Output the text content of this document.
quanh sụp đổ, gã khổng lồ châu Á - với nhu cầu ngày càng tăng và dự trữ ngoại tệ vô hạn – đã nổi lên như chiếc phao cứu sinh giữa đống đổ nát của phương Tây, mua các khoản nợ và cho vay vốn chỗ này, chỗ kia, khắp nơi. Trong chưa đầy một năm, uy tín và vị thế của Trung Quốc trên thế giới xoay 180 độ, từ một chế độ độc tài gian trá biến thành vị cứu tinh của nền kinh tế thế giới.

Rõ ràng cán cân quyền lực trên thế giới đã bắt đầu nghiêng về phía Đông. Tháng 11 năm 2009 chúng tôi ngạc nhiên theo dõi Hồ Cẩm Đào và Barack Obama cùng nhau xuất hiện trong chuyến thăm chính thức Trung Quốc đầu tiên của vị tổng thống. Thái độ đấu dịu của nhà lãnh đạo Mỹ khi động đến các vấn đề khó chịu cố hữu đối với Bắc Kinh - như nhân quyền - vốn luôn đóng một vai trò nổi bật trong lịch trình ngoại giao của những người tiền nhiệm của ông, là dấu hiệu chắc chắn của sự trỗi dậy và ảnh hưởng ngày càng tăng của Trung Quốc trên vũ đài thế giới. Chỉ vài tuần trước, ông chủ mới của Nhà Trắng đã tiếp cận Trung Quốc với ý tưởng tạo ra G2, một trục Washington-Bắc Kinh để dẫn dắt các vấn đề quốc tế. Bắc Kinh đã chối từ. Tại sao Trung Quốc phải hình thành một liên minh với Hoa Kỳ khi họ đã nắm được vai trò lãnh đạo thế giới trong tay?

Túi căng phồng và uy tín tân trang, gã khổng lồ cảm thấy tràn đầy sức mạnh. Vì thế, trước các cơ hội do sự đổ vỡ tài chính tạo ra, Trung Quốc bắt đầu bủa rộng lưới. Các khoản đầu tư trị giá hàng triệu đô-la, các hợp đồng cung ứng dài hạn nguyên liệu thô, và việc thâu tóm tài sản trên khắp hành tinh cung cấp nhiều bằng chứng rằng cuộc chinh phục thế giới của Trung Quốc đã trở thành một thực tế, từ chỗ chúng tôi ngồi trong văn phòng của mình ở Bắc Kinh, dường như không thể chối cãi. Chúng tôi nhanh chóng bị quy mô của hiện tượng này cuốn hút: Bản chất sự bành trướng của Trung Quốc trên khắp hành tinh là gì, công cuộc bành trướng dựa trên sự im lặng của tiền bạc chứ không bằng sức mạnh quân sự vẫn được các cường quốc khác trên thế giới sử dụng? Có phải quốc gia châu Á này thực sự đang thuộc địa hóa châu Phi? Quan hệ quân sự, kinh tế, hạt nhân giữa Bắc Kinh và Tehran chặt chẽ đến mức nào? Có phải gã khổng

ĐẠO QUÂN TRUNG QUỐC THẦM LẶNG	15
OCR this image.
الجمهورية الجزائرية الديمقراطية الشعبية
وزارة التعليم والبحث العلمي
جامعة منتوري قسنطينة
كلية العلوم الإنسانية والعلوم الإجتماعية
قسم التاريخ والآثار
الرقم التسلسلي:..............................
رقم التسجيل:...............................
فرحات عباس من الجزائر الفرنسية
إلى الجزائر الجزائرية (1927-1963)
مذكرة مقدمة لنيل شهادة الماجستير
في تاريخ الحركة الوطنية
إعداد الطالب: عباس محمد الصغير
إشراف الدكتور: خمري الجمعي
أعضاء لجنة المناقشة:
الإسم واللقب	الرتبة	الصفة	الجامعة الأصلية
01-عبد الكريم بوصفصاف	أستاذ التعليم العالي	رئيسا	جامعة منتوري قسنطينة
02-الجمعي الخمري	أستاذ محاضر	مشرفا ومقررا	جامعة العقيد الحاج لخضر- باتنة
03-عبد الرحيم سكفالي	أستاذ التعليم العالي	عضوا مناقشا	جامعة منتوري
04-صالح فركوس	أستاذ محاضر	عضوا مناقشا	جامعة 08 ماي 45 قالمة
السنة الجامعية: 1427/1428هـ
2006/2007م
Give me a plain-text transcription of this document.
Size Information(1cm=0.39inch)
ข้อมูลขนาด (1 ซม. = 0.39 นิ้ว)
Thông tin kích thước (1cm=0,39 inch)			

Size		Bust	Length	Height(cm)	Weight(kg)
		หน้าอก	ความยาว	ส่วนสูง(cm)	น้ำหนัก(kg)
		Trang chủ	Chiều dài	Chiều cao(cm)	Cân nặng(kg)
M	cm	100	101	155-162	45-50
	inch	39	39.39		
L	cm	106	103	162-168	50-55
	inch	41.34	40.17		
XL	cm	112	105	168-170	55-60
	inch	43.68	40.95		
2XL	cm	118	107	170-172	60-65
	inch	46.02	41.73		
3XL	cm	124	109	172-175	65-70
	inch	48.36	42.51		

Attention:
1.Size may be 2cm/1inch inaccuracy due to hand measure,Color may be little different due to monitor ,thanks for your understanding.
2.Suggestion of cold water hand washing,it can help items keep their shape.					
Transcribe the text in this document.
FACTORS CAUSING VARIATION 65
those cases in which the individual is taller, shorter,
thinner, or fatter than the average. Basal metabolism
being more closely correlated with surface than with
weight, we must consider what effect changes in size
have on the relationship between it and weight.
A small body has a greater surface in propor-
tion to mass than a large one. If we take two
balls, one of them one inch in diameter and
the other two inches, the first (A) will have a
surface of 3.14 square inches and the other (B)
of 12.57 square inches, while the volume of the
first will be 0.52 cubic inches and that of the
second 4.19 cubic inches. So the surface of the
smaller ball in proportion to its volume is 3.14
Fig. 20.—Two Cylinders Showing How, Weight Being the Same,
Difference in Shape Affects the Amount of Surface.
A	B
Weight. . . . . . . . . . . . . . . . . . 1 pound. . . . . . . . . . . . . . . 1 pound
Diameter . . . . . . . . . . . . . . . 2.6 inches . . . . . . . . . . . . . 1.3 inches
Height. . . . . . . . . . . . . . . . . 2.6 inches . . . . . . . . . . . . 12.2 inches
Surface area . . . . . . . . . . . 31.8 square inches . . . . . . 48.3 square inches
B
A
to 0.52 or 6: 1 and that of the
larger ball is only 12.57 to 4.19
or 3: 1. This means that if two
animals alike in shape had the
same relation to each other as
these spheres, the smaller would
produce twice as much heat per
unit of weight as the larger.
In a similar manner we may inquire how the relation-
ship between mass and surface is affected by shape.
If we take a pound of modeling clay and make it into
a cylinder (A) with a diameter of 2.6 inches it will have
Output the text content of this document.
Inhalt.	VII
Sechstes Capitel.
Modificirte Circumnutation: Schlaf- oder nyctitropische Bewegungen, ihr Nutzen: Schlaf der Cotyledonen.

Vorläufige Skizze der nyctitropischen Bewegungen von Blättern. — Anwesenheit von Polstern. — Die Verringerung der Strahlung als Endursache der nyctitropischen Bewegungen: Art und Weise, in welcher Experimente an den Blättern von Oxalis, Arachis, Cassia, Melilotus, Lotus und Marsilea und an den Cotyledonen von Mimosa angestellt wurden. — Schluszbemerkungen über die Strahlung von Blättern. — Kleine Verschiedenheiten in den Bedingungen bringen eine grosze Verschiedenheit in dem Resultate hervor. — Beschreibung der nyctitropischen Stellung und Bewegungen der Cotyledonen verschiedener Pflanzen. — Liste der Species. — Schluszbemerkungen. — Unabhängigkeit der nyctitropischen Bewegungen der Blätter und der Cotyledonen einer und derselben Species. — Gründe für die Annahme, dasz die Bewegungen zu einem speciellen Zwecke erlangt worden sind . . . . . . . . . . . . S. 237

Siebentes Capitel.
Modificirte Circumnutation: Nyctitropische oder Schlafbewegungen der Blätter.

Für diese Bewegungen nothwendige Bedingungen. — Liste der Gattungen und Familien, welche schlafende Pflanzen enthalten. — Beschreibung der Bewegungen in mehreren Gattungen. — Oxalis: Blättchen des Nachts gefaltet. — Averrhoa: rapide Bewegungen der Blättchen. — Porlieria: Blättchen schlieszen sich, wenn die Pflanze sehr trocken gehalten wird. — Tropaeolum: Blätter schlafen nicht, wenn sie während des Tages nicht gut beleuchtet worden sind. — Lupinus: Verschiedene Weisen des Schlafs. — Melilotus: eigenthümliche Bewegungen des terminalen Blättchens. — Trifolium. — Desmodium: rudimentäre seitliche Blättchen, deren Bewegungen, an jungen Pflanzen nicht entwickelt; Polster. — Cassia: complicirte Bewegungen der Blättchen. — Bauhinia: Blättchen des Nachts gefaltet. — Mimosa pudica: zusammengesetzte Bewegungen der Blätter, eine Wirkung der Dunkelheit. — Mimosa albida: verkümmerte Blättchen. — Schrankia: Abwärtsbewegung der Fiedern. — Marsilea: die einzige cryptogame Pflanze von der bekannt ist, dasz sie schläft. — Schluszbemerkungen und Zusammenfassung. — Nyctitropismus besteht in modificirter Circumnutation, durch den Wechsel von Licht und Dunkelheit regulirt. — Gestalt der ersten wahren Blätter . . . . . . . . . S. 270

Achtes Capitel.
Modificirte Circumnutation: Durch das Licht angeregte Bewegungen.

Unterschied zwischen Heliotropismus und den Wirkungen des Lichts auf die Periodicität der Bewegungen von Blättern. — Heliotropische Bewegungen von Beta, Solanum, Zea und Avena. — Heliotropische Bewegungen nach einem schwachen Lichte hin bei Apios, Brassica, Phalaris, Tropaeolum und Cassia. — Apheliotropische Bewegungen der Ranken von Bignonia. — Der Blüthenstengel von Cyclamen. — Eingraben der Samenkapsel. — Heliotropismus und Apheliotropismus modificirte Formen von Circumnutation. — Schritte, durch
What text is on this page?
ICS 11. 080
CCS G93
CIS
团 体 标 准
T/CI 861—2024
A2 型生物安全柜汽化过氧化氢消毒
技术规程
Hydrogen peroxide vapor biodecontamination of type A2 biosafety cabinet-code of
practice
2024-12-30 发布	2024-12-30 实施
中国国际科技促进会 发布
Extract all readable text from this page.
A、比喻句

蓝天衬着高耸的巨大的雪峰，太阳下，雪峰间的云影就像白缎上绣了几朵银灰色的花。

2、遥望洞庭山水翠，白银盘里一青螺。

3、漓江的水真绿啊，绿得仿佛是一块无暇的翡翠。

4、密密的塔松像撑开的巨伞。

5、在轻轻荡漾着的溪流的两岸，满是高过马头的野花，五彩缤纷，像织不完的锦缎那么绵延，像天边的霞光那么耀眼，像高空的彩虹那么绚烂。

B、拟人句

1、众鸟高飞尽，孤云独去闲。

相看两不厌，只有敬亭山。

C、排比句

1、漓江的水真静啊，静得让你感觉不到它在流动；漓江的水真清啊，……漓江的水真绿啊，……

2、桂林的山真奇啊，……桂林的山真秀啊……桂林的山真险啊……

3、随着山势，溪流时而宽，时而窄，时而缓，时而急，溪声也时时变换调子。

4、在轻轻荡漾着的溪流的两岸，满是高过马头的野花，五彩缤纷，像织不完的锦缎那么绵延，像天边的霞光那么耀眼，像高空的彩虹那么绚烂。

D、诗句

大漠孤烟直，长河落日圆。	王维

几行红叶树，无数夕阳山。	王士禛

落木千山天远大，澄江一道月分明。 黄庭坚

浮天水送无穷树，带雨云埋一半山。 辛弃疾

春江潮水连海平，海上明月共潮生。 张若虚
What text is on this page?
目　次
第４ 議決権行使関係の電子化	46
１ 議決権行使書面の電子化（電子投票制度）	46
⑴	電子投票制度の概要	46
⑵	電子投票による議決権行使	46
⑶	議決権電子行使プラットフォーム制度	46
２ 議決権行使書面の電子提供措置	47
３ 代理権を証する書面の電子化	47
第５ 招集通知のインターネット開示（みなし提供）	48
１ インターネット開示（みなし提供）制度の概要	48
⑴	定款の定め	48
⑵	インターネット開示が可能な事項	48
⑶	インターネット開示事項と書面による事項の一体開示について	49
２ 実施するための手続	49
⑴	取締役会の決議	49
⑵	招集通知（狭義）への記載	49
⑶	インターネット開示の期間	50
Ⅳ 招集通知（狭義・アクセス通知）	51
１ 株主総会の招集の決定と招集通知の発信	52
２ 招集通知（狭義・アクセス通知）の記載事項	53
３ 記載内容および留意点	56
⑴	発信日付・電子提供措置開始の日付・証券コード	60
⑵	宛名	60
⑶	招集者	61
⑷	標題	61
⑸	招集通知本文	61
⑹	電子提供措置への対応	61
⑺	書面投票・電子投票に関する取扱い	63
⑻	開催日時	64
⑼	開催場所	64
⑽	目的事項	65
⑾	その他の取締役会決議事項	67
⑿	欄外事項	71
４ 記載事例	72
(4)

==================================================

Instructions to follow |
Search the data for "五彩缤纷" and list every line in which it occurs.

Final result |
5、在轻轻荡漾着的溪流的两岸，满是高过马头的野花，五彩缤纷，像织不完的锦缎那么绵延，像天边的霞光那么耀眼，像高空的彩虹那么绚烂。
4、在轻轻荡漾着的溪流的两岸，满是高过马头的野花，五彩缤纷，像织不完的锦缎那么绵延，像天边的霞光那么耀眼，像高空的彩虹那么绚烂。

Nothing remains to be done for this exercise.